(Recorded data)
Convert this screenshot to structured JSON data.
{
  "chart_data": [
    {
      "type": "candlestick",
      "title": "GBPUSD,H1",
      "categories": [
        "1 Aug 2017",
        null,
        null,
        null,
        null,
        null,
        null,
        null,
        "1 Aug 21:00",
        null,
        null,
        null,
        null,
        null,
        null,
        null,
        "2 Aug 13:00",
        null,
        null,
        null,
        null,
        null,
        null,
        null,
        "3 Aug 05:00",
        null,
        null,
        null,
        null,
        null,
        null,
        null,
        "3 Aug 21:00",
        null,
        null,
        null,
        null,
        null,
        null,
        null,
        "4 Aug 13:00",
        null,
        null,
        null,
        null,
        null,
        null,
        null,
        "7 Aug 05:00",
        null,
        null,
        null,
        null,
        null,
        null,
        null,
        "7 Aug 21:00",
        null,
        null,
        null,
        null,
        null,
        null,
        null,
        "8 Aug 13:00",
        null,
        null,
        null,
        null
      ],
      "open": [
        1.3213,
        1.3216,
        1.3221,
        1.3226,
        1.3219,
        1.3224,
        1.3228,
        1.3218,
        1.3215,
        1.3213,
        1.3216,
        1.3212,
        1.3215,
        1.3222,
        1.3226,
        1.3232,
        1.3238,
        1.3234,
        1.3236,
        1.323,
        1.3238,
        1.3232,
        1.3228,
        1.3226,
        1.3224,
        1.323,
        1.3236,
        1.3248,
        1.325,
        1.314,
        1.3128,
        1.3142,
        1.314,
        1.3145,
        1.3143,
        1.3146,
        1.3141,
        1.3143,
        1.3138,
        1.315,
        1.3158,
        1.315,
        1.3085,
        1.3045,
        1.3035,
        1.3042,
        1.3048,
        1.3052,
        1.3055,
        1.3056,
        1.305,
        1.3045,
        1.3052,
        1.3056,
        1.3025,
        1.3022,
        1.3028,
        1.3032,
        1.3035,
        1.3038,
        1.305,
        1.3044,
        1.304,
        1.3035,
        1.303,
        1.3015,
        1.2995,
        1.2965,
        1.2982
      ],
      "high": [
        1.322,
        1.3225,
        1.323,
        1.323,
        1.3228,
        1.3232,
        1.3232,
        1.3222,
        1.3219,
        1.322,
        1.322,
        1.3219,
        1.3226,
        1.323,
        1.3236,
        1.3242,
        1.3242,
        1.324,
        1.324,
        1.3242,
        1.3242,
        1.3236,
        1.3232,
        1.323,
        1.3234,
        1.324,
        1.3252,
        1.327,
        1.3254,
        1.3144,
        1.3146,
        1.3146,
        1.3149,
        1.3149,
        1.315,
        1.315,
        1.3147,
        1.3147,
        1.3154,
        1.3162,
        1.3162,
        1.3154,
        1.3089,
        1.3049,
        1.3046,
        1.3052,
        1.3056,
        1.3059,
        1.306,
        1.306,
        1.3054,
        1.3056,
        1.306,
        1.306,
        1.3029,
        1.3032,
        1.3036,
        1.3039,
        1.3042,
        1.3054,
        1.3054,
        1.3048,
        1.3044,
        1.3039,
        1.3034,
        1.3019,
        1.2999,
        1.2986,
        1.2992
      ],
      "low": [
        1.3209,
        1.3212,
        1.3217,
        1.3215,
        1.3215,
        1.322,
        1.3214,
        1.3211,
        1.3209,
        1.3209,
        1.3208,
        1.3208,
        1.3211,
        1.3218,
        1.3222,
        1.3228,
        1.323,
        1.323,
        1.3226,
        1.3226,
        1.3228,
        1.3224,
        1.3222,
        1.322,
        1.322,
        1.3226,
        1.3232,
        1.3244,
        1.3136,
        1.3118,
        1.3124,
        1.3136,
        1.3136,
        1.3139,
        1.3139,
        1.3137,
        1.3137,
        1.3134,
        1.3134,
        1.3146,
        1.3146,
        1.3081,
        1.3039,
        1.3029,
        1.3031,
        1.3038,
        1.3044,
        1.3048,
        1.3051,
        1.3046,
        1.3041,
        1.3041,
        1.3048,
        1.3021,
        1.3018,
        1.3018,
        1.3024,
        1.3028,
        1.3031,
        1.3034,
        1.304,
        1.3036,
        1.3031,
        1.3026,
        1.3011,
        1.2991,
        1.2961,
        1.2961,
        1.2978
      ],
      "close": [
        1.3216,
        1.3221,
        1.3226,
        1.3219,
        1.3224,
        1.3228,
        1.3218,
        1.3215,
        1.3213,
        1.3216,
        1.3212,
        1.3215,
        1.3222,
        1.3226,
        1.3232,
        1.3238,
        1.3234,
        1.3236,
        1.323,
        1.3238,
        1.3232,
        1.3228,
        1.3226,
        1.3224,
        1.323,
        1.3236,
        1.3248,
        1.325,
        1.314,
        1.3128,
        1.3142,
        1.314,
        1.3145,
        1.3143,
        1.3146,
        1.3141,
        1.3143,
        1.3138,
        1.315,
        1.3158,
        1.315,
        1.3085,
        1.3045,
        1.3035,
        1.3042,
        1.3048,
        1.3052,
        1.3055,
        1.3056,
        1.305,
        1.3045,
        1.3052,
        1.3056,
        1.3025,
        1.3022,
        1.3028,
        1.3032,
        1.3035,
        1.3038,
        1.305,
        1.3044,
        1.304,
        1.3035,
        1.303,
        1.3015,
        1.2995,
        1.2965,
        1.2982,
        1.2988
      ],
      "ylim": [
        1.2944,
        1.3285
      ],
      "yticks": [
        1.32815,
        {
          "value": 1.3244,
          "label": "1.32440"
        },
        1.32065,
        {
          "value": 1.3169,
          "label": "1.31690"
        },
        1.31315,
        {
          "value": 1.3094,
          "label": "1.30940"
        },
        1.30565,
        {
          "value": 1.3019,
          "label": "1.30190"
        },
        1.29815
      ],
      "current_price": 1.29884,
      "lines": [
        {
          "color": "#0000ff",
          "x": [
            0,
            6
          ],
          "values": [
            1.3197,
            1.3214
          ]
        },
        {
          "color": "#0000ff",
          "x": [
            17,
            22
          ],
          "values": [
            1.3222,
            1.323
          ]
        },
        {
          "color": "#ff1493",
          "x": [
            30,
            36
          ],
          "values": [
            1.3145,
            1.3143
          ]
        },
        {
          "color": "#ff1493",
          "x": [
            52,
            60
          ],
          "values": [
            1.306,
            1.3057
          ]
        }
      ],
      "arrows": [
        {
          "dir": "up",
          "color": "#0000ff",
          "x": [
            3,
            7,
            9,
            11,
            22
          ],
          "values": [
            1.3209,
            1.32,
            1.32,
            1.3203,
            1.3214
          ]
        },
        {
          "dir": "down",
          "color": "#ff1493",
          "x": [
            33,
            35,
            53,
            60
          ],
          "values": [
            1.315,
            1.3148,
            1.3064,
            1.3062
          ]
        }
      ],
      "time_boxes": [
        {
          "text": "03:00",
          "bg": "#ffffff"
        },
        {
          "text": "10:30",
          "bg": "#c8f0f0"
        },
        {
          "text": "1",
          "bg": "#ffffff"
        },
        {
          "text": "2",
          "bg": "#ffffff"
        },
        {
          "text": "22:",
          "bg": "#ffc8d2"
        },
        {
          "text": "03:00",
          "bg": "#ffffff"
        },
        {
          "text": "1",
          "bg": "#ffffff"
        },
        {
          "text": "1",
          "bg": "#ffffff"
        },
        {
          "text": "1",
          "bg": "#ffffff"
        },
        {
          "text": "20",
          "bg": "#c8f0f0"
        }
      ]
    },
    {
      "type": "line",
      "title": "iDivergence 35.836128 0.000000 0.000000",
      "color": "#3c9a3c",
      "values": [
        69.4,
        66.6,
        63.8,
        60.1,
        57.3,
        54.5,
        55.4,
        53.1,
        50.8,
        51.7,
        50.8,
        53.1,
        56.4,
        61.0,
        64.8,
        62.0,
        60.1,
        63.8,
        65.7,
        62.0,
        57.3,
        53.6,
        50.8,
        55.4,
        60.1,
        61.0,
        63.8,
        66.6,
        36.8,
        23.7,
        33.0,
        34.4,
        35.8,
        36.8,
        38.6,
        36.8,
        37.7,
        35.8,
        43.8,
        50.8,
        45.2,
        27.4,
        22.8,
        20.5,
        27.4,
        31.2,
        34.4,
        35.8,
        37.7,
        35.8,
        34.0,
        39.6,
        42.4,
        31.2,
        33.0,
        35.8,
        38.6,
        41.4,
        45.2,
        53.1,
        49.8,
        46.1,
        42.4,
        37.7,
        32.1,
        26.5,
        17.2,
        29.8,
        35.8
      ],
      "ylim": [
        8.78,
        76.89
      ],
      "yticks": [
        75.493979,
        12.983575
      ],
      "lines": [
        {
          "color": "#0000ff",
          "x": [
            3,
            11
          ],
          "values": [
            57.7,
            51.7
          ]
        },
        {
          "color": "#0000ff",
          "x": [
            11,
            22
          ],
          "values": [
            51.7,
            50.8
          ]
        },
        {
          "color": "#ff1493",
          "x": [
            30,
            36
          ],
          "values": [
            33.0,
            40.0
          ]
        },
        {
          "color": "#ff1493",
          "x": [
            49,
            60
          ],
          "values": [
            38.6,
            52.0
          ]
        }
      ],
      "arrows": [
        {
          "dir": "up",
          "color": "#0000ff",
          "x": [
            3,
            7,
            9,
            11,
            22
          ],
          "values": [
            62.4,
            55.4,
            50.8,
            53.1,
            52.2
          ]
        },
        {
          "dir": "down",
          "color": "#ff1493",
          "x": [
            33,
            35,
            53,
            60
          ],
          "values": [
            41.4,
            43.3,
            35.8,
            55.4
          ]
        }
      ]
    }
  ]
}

---

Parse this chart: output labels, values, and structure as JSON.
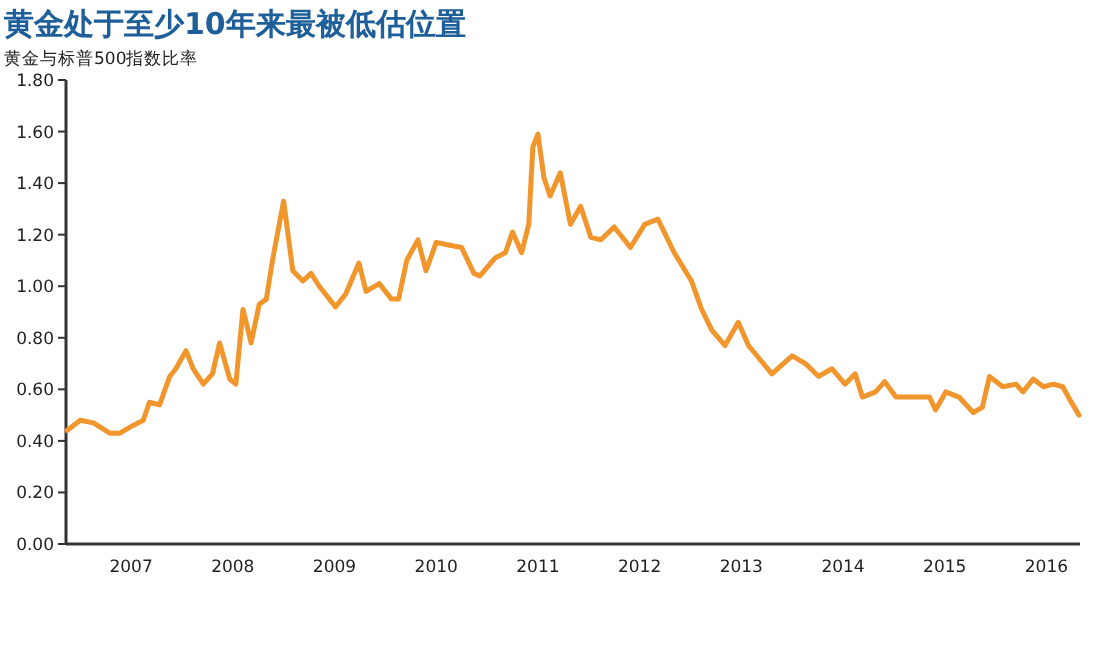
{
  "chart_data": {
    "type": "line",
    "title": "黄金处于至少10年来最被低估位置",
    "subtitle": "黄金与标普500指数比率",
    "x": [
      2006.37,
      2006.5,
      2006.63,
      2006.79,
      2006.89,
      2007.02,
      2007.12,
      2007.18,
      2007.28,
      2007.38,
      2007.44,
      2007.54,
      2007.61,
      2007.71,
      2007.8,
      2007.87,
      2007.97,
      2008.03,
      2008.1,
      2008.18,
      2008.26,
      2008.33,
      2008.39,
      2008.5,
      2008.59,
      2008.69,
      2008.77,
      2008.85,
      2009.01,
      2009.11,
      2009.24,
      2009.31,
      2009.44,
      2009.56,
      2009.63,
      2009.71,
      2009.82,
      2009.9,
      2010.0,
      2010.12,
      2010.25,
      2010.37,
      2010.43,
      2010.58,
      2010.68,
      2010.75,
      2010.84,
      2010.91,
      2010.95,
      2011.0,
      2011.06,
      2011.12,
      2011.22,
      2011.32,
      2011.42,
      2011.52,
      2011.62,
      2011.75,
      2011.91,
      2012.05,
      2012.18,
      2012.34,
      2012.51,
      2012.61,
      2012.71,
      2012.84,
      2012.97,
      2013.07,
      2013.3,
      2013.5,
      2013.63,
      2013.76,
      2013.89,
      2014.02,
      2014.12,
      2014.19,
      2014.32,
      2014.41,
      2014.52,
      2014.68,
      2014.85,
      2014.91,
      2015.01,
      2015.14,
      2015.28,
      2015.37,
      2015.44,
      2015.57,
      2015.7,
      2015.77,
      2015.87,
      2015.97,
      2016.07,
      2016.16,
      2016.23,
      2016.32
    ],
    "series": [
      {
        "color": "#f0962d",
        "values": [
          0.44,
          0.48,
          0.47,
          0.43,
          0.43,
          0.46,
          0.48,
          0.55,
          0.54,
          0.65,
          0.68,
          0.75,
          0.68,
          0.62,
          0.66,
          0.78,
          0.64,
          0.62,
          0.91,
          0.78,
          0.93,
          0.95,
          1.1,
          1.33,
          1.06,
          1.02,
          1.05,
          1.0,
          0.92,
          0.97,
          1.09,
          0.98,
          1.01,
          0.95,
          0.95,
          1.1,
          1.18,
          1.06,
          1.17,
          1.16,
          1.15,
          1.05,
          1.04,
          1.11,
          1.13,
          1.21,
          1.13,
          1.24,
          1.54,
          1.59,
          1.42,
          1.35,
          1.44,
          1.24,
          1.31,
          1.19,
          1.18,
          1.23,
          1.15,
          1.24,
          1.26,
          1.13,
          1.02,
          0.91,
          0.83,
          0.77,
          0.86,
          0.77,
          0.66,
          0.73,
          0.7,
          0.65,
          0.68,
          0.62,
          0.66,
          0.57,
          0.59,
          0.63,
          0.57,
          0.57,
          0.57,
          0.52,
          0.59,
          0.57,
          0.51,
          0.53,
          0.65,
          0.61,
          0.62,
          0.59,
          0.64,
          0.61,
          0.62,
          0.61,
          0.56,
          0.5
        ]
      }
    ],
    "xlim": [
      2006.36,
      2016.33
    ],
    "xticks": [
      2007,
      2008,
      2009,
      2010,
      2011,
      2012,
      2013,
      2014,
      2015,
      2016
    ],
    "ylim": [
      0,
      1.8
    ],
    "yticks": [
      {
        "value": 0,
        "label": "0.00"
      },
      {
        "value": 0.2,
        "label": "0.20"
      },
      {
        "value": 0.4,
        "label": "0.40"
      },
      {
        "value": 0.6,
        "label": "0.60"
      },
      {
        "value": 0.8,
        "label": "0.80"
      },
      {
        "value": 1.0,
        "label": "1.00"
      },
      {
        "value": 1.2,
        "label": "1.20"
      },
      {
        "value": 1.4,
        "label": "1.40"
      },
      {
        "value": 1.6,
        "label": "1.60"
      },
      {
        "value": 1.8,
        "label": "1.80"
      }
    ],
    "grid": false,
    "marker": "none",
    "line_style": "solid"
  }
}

| TASK INSTRUCTIONS |
Look through the entries and find each line that has the string "type". Copy those lines.

| TASK RESPONSE |
      "type": "candlestick",
      "type": "line",
    "type": "line",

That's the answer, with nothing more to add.